Abstract
In this study, we assess how the anthropogenically induced increase in greenhouse gas concentrations affects the climate of central and southern South America. We utilise two regional climate simulations for present day (PD) and pre-industrial (PI) times. These simulations are compared to historical reconstructions in order to investigate the driving processes responsible for climatic changes between the different periods. The regional climate model is validated against observations for both re-analysis data and GCM-driven regional simulations for the second half of the 20th century. Model biases are also taken into account for the interpretation of the model results. The added value of the regional simulation over global-scale modelling relates to a better representation of hydrological processes that are particularly evident in the proximity of the Andes Mountains.
Climatic differences between the simulated PD minus PI period agree qualitatively well with proxy-based temperature reconstructions, albeit the regional model overestimates the amplitude of the temperature increase. For precipitation the most important changes between the PD and PI simulation relate to a dipole pattern along the Andes Mountains with increased precipitation over the southern parts and reduced precipitation over the central parts. Here only a few regions show robust similarity with studies based on empirical evidence. However, from a dynamical point-of-view, atmospheric circulation changes related to an increase in high-latitude zonal wind speed simulated by the regional climate model are consistent with numerical modelling studies addressing changes in greenhouse gas concentrations.
Our results indicate that besides the direct effect of greenhouse gas changes, large-scale changes in atmospheric circulation and sea surface temperatures also exert an influence on temperature and precipitation changes in southern South America. These combined changes in turn affect the relationship between climate and atmospheric circulation between PD and PI times and should be considered for the statistical reconstruction of climate indices calibrated within present-day climate data.

• _WHAT THE TASK ASKS_:
Quote the stretch of the climate abstract from "Our results indicate" through "present-day climate data.". Answer using only the abstract above.

• _SUPPLIED MATERIAL_:

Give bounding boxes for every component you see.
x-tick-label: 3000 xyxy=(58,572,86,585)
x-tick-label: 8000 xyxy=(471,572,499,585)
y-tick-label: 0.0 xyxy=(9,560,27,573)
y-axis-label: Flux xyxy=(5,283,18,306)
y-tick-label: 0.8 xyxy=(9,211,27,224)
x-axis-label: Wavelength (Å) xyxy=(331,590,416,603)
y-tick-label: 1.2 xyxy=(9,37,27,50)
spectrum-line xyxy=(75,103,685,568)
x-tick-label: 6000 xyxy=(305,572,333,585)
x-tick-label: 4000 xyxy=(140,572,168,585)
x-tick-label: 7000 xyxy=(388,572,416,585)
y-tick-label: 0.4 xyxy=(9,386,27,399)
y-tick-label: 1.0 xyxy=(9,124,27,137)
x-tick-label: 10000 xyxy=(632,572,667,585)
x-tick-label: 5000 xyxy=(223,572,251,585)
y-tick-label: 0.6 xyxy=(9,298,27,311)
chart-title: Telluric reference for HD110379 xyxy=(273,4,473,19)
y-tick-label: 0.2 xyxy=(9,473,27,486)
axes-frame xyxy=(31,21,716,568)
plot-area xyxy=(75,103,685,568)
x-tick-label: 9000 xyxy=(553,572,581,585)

• _COMPLETED TASK_:
Our results indicate that besides the direct effect of greenhouse gas changes, large-scale changes in atmospheric circulation and sea surface temperatures also exert an influence on temperature and precipitation changes in southern South America. These combined changes in turn affect the relationship between climate and atmospheric circulation between PD and PI times and should be considered for the statistical reconstruction of climate indices calibrated within present-day climate data.